## begin Dataset content

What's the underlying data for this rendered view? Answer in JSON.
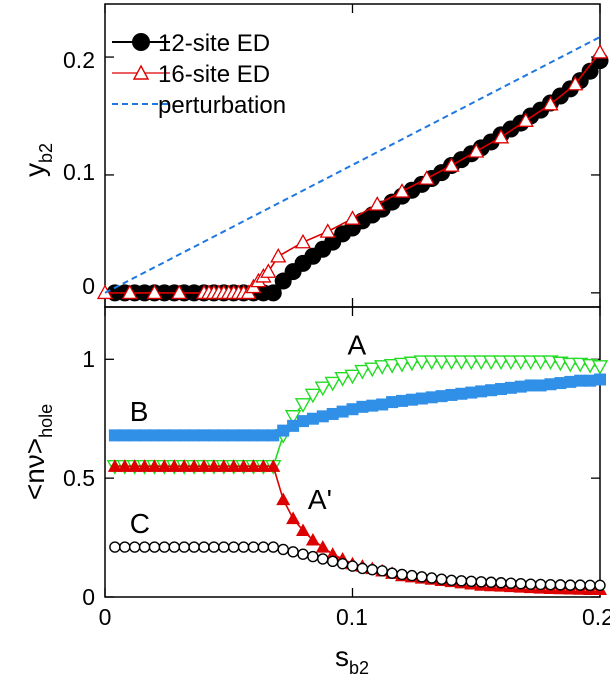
{
  "chart_data": [
    {
      "type": "line",
      "panel": "top",
      "ylabel": {
        "main": "y",
        "sub": "b2"
      },
      "xlim": [
        0,
        0.2
      ],
      "ylim": [
        -0.012,
        0.245
      ],
      "xticks": [
        0,
        0.1,
        0.2
      ],
      "yticks": [
        0,
        0.1,
        0.2
      ],
      "yticklabels": [
        "0",
        "0.1",
        "0.2"
      ],
      "legend_position": "top-left",
      "series": [
        {
          "name": "12-site ED",
          "color": "#000000",
          "marker": "filled-circle",
          "x": [
            0.004,
            0.008,
            0.012,
            0.016,
            0.02,
            0.024,
            0.028,
            0.032,
            0.036,
            0.04,
            0.044,
            0.048,
            0.052,
            0.056,
            0.06,
            0.064,
            0.068,
            0.072,
            0.076,
            0.08,
            0.084,
            0.088,
            0.092,
            0.096,
            0.1,
            0.104,
            0.108,
            0.112,
            0.116,
            0.12,
            0.124,
            0.128,
            0.132,
            0.136,
            0.14,
            0.144,
            0.148,
            0.152,
            0.156,
            0.16,
            0.164,
            0.168,
            0.172,
            0.176,
            0.18,
            0.184,
            0.188,
            0.192,
            0.196,
            0.2
          ],
          "y": [
            0.0,
            0.0,
            0.0,
            0.0,
            0.0,
            0.0,
            0.0,
            0.0,
            0.0,
            0.0,
            0.0,
            0.0,
            0.0,
            0.0,
            0.0,
            0.0,
            0.0,
            0.01,
            0.018,
            0.025,
            0.031,
            0.037,
            0.043,
            0.05,
            0.055,
            0.061,
            0.066,
            0.071,
            0.077,
            0.082,
            0.087,
            0.092,
            0.097,
            0.102,
            0.108,
            0.113,
            0.118,
            0.123,
            0.128,
            0.134,
            0.139,
            0.144,
            0.15,
            0.155,
            0.161,
            0.167,
            0.173,
            0.18,
            0.188,
            0.197
          ]
        },
        {
          "name": "16-site ED",
          "color": "#dd0000",
          "marker": "open-triangle",
          "x": [
            0.0,
            0.01,
            0.02,
            0.03,
            0.04,
            0.042,
            0.044,
            0.046,
            0.048,
            0.05,
            0.052,
            0.054,
            0.056,
            0.058,
            0.06,
            0.062,
            0.064,
            0.066,
            0.07,
            0.08,
            0.09,
            0.1,
            0.11,
            0.12,
            0.13,
            0.14,
            0.15,
            0.16,
            0.17,
            0.18,
            0.19,
            0.2
          ],
          "y": [
            0.0,
            0.0,
            0.0,
            0.0,
            0.0,
            0.0,
            0.0,
            0.0,
            0.0,
            0.0,
            0.0,
            0.0,
            0.0,
            0.0,
            0.005,
            0.01,
            0.014,
            0.018,
            0.031,
            0.043,
            0.052,
            0.063,
            0.075,
            0.086,
            0.097,
            0.108,
            0.12,
            0.132,
            0.146,
            0.16,
            0.177,
            0.204
          ]
        },
        {
          "name": "perturbation",
          "color": "#1f77e0",
          "style": "dashed",
          "x": [
            0.0,
            0.2
          ],
          "y": [
            0.0,
            0.217
          ]
        }
      ]
    },
    {
      "type": "line",
      "panel": "bottom",
      "ylabel": {
        "main": "<nν>",
        "sub": "hole"
      },
      "xlabel": {
        "main": "s",
        "sub": "b2"
      },
      "xlim": [
        0,
        0.2
      ],
      "ylim": [
        0,
        1.22
      ],
      "xticks": [
        0,
        0.1,
        0.2
      ],
      "xticklabels": [
        "0",
        "0.1",
        "0.2"
      ],
      "yticks": [
        0,
        0.5,
        1
      ],
      "yticklabels": [
        "0",
        "0.5",
        "1"
      ],
      "series": [
        {
          "color": "#22dd22",
          "marker": "open-triangle-down",
          "x": [
            0.004,
            0.008,
            0.012,
            0.016,
            0.02,
            0.024,
            0.028,
            0.032,
            0.036,
            0.04,
            0.044,
            0.048,
            0.052,
            0.056,
            0.06,
            0.064,
            0.068,
            0.072,
            0.076,
            0.08,
            0.084,
            0.088,
            0.092,
            0.096,
            0.1,
            0.104,
            0.108,
            0.112,
            0.116,
            0.12,
            0.124,
            0.128,
            0.132,
            0.136,
            0.14,
            0.144,
            0.148,
            0.152,
            0.156,
            0.16,
            0.164,
            0.168,
            0.172,
            0.176,
            0.18,
            0.184,
            0.188,
            0.192,
            0.196,
            0.2
          ],
          "y": [
            0.55,
            0.55,
            0.55,
            0.55,
            0.55,
            0.55,
            0.55,
            0.55,
            0.55,
            0.55,
            0.55,
            0.55,
            0.55,
            0.55,
            0.55,
            0.55,
            0.55,
            0.68,
            0.76,
            0.81,
            0.85,
            0.88,
            0.9,
            0.92,
            0.93,
            0.95,
            0.96,
            0.97,
            0.975,
            0.98,
            0.985,
            0.99,
            0.99,
            0.99,
            0.99,
            0.99,
            0.99,
            0.99,
            0.99,
            0.99,
            0.99,
            0.99,
            0.99,
            0.99,
            0.99,
            0.985,
            0.98,
            0.98,
            0.975,
            0.97
          ]
        },
        {
          "color": "#dd0000",
          "marker": "filled-triangle",
          "x": [
            0.004,
            0.008,
            0.012,
            0.016,
            0.02,
            0.024,
            0.028,
            0.032,
            0.036,
            0.04,
            0.044,
            0.048,
            0.052,
            0.056,
            0.06,
            0.064,
            0.068,
            0.072,
            0.076,
            0.08,
            0.084,
            0.088,
            0.092,
            0.096,
            0.1,
            0.104,
            0.108,
            0.112,
            0.116,
            0.12,
            0.124,
            0.128,
            0.132,
            0.136,
            0.14,
            0.144,
            0.148,
            0.152,
            0.156,
            0.16,
            0.164,
            0.168,
            0.172,
            0.176,
            0.18,
            0.184,
            0.188,
            0.192,
            0.196,
            0.2
          ],
          "y": [
            0.55,
            0.55,
            0.55,
            0.55,
            0.55,
            0.55,
            0.55,
            0.55,
            0.55,
            0.55,
            0.55,
            0.55,
            0.55,
            0.55,
            0.55,
            0.55,
            0.55,
            0.41,
            0.33,
            0.28,
            0.24,
            0.21,
            0.18,
            0.16,
            0.14,
            0.13,
            0.12,
            0.11,
            0.1,
            0.09,
            0.085,
            0.08,
            0.075,
            0.07,
            0.065,
            0.06,
            0.055,
            0.05,
            0.048,
            0.046,
            0.044,
            0.042,
            0.04,
            0.038,
            0.036,
            0.035,
            0.034,
            0.033,
            0.032,
            0.032
          ]
        },
        {
          "color": "#3090e8",
          "marker": "filled-square",
          "x": [
            0.004,
            0.008,
            0.012,
            0.016,
            0.02,
            0.024,
            0.028,
            0.032,
            0.036,
            0.04,
            0.044,
            0.048,
            0.052,
            0.056,
            0.06,
            0.064,
            0.068,
            0.072,
            0.076,
            0.08,
            0.084,
            0.088,
            0.092,
            0.096,
            0.1,
            0.104,
            0.108,
            0.112,
            0.116,
            0.12,
            0.124,
            0.128,
            0.132,
            0.136,
            0.14,
            0.144,
            0.148,
            0.152,
            0.156,
            0.16,
            0.164,
            0.168,
            0.172,
            0.176,
            0.18,
            0.184,
            0.188,
            0.192,
            0.196,
            0.2
          ],
          "y": [
            0.68,
            0.68,
            0.68,
            0.68,
            0.68,
            0.68,
            0.68,
            0.68,
            0.68,
            0.68,
            0.68,
            0.68,
            0.68,
            0.68,
            0.68,
            0.68,
            0.68,
            0.7,
            0.72,
            0.74,
            0.75,
            0.76,
            0.77,
            0.78,
            0.79,
            0.8,
            0.805,
            0.81,
            0.82,
            0.825,
            0.83,
            0.835,
            0.84,
            0.845,
            0.85,
            0.855,
            0.86,
            0.865,
            0.87,
            0.875,
            0.88,
            0.885,
            0.89,
            0.89,
            0.895,
            0.9,
            0.905,
            0.91,
            0.91,
            0.915
          ]
        },
        {
          "color": "#000000",
          "marker": "open-circle",
          "x": [
            0.004,
            0.008,
            0.012,
            0.016,
            0.02,
            0.024,
            0.028,
            0.032,
            0.036,
            0.04,
            0.044,
            0.048,
            0.052,
            0.056,
            0.06,
            0.064,
            0.068,
            0.072,
            0.076,
            0.08,
            0.084,
            0.088,
            0.092,
            0.096,
            0.1,
            0.104,
            0.108,
            0.112,
            0.116,
            0.12,
            0.124,
            0.128,
            0.132,
            0.136,
            0.14,
            0.144,
            0.148,
            0.152,
            0.156,
            0.16,
            0.164,
            0.168,
            0.172,
            0.176,
            0.18,
            0.184,
            0.188,
            0.192,
            0.196,
            0.2
          ],
          "y": [
            0.21,
            0.21,
            0.21,
            0.21,
            0.21,
            0.21,
            0.21,
            0.21,
            0.21,
            0.21,
            0.21,
            0.21,
            0.21,
            0.21,
            0.21,
            0.21,
            0.21,
            0.2,
            0.19,
            0.18,
            0.17,
            0.16,
            0.15,
            0.14,
            0.13,
            0.12,
            0.115,
            0.11,
            0.1,
            0.095,
            0.09,
            0.085,
            0.08,
            0.075,
            0.07,
            0.068,
            0.066,
            0.064,
            0.062,
            0.06,
            0.058,
            0.056,
            0.054,
            0.053,
            0.052,
            0.051,
            0.05,
            0.05,
            0.049,
            0.049
          ]
        }
      ],
      "annotations": [
        {
          "text": "A",
          "x": 0.098,
          "y": 1.02
        },
        {
          "text": "B",
          "x": 0.01,
          "y": 0.74
        },
        {
          "text": "A'",
          "x": 0.082,
          "y": 0.37
        },
        {
          "text": "C",
          "x": 0.01,
          "y": 0.27
        }
      ]
    }
  ]
}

## end Dataset content

Exercise instructions: Of the lines above, how many contain the string "filled"? Only the number is required.

Task answer: 3